Exact repetition is required: output every record in full.

Data excerpts:
[Begin]
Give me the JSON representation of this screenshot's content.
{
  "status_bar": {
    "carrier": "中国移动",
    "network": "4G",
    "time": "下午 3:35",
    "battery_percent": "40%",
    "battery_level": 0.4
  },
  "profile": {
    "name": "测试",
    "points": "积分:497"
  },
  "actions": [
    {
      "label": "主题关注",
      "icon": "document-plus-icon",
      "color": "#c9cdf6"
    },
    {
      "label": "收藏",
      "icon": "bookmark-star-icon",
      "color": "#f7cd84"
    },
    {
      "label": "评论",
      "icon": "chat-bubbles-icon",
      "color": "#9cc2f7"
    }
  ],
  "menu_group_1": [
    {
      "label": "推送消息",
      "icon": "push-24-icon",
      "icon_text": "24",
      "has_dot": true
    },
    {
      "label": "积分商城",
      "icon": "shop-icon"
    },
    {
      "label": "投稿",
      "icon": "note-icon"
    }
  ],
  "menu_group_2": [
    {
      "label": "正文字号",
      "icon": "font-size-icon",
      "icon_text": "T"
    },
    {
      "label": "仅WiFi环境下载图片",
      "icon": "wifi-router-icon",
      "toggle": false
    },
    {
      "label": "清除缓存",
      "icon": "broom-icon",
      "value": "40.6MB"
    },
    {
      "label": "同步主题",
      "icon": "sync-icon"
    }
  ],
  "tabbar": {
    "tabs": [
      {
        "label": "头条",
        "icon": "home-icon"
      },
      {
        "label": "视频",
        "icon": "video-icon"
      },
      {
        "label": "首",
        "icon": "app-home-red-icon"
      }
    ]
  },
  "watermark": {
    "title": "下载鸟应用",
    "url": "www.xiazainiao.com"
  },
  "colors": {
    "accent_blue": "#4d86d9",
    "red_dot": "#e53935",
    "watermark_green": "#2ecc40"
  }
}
[End]
RESULT:
Give me the JSON representation of this screenshot's content.
{
  "status_bar": {
    "carrier": "中国移动",
    "network": "4G",
    "time": "下午 3:35",
    "battery_percent": "40%",
    "battery_level": 0.4
  },
  "profile": {
    "name": "测试",
    "points": "积分:497"
  },
  "actions": [
    {
      "label": "主题关注",
      "icon": "document-plus-icon",
      "color": "#c9cdf6"
    },
    {
      "label": "收藏",
      "icon": "bookmark-star-icon",
      "color": "#f7cd84"
    },
    {
      "label": "评论",
      "icon": "chat-bubbles-icon",
      "color": "#9cc2f7"
    }
  ],
  "menu_group_1": [
    {
      "label": "推送消息",
      "icon": "push-24-icon",
      "icon_text": "24",
      "has_dot": true
    },
    {
      "label": "积分商城",
      "icon": "shop-icon"
    },
    {
      "label": "投稿",
      "icon": "note-icon"
    }
  ],
  "menu_group_2": [
    {
      "label": "正文字号",
      "icon": "font-size-icon",
      "icon_text": "T"
    },
    {
      "label": "仅WiFi环境下载图片",
      "icon": "wifi-router-icon",
      "toggle": false
    },
    {
      "label": "清除缓存",
      "icon": "broom-icon",
      "value": "40.6MB"
    },
    {
      "label": "同步主题",
      "icon": "sync-icon"
    }
  ],
  "tabbar": {
    "tabs": [
      {
        "label": "头条",
        "icon": "home-icon"
      },
      {
        "label": "视频",
        "icon": "video-icon"
      },
      {
        "label": "首",
        "icon": "app-home-red-icon"
      }
    ]
  },
  "watermark": {
    "title": "下载鸟应用",
    "url": "www.xiazainiao.com"
  },
  "colors": {
    "accent_blue": "#4d86d9",
    "red_dot": "#e53935",
    "watermark_green": "#2ecc40"
  }
}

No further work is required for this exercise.